### Material for this exercise

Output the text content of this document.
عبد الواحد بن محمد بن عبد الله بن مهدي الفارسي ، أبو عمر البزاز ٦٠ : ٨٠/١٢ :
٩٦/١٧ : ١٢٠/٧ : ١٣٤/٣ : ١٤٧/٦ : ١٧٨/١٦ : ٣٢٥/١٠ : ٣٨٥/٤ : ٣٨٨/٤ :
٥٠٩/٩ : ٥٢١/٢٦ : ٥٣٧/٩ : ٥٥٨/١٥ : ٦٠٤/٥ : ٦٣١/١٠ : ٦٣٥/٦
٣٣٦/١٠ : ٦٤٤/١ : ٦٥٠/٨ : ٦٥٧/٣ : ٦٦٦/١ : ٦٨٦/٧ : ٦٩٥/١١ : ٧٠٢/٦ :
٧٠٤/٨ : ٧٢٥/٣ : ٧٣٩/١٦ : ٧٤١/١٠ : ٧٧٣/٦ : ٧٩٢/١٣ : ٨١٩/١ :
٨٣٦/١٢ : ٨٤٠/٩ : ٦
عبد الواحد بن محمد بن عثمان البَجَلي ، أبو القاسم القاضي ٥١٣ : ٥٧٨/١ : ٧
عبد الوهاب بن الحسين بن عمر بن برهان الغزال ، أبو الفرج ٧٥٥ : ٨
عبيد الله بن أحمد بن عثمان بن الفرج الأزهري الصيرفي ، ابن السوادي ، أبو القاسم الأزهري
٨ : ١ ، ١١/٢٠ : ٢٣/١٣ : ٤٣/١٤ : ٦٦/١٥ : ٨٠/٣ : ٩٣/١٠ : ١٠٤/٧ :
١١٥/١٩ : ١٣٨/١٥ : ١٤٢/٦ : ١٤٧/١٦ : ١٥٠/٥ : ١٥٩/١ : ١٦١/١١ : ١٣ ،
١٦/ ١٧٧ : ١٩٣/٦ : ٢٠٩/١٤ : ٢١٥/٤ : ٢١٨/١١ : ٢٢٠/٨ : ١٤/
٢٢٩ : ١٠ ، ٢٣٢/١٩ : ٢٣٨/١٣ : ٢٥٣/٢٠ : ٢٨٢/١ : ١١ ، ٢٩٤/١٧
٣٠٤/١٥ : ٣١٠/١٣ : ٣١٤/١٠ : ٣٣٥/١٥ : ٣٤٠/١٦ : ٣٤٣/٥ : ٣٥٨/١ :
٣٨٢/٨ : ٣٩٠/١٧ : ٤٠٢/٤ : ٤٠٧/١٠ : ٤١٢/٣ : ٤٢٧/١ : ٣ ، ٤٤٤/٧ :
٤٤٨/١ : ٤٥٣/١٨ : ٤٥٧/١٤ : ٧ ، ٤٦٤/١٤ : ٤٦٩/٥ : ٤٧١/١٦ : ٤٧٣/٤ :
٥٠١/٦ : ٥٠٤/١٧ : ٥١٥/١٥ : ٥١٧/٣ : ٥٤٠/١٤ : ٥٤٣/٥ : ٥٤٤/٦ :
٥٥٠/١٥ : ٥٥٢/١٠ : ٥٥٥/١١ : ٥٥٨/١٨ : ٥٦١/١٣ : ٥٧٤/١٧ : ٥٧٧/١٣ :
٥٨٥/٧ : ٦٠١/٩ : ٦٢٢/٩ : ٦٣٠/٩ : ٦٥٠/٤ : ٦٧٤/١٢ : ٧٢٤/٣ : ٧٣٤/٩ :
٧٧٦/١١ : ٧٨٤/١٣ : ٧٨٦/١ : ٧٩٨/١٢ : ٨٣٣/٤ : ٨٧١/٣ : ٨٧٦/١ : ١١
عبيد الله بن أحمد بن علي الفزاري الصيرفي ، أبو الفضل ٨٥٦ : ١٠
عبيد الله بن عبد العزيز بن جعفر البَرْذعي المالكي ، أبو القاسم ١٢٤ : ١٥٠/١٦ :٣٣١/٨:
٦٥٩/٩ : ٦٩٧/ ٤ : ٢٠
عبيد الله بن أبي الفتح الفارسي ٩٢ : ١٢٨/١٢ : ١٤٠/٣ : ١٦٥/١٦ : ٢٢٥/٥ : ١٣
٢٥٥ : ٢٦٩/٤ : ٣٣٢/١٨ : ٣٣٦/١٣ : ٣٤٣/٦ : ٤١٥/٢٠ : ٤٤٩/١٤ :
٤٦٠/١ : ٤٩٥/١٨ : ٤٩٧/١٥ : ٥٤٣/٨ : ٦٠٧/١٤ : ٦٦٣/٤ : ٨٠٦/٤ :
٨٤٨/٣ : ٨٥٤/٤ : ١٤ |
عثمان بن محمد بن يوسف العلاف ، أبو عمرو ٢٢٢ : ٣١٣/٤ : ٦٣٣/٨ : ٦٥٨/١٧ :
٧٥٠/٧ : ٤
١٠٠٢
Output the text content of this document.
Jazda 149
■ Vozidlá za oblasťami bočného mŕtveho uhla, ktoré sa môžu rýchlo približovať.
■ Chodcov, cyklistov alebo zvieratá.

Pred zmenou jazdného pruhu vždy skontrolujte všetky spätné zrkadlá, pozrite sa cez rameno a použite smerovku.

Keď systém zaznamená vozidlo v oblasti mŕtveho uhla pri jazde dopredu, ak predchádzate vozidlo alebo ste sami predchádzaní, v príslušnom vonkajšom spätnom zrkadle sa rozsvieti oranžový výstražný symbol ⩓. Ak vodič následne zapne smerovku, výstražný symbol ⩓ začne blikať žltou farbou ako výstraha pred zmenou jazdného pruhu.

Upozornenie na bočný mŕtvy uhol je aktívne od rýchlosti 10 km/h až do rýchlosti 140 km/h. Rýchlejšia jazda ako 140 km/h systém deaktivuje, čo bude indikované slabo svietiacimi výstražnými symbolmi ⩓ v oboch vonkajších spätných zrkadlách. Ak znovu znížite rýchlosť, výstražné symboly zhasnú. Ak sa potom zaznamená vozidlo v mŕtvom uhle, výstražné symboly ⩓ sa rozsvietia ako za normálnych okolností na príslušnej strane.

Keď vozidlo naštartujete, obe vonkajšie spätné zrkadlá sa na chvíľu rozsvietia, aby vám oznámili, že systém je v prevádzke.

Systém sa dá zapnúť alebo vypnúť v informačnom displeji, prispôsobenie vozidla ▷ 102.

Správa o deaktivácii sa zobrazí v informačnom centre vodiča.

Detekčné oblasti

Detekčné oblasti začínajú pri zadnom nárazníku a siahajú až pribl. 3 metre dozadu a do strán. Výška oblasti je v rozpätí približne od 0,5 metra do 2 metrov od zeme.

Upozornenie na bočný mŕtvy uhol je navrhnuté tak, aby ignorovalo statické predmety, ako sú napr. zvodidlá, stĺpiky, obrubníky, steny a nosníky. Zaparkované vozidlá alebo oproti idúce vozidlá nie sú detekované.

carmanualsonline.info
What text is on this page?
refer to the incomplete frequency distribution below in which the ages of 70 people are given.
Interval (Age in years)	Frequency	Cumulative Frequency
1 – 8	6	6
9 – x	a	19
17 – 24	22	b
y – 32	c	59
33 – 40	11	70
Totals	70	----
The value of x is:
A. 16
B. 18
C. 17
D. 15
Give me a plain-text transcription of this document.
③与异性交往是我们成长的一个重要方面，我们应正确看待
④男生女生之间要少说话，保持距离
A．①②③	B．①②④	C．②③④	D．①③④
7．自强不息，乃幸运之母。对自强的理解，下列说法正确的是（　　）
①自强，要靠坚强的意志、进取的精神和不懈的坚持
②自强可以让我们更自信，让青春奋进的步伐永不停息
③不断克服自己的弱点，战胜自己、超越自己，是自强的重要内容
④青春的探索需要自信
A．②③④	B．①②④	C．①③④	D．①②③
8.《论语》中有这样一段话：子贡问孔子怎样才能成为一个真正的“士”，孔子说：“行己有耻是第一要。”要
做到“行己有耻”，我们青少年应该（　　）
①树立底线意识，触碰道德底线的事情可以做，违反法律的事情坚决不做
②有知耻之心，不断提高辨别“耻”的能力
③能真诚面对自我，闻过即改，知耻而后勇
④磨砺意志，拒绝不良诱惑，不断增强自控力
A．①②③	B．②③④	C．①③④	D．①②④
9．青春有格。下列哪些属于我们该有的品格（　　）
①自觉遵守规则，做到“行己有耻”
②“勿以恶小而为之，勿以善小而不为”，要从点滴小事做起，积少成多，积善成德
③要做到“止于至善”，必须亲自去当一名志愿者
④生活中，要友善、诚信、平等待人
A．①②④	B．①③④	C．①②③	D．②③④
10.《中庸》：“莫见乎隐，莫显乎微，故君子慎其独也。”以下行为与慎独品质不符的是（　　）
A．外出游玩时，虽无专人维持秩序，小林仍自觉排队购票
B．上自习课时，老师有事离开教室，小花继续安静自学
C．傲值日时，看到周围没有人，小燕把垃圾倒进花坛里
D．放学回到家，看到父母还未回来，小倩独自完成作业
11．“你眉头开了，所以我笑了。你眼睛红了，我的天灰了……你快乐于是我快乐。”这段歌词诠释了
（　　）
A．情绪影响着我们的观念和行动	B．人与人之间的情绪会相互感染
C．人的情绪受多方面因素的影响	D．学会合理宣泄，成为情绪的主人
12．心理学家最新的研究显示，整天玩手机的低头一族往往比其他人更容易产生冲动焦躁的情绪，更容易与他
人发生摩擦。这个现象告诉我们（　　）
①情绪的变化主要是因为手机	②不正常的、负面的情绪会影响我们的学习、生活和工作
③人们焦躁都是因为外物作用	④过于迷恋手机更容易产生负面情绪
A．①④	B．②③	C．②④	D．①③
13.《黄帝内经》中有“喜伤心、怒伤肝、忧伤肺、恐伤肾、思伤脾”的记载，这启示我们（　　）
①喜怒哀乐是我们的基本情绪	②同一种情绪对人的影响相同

######

Problem requirements:
Select, from the listing, all lines that include the word "عثمان".

Solved exercise:
عبد الواحد بن محمد بن عثمان البَجَلي ، أبو القاسم القاضي ٥١٣ : ٥٧٨/١ : ٧
عبيد الله بن أحمد بن عثمان بن الفرج الأزهري الصيرفي ، ابن السوادي ، أبو القاسم الأزهري
عثمان بن محمد بن يوسف العلاف ، أبو عمرو ٢٢٢ : ٣١٣/٤ : ٦٣٣/٨ : ٦٥٨/١٧ :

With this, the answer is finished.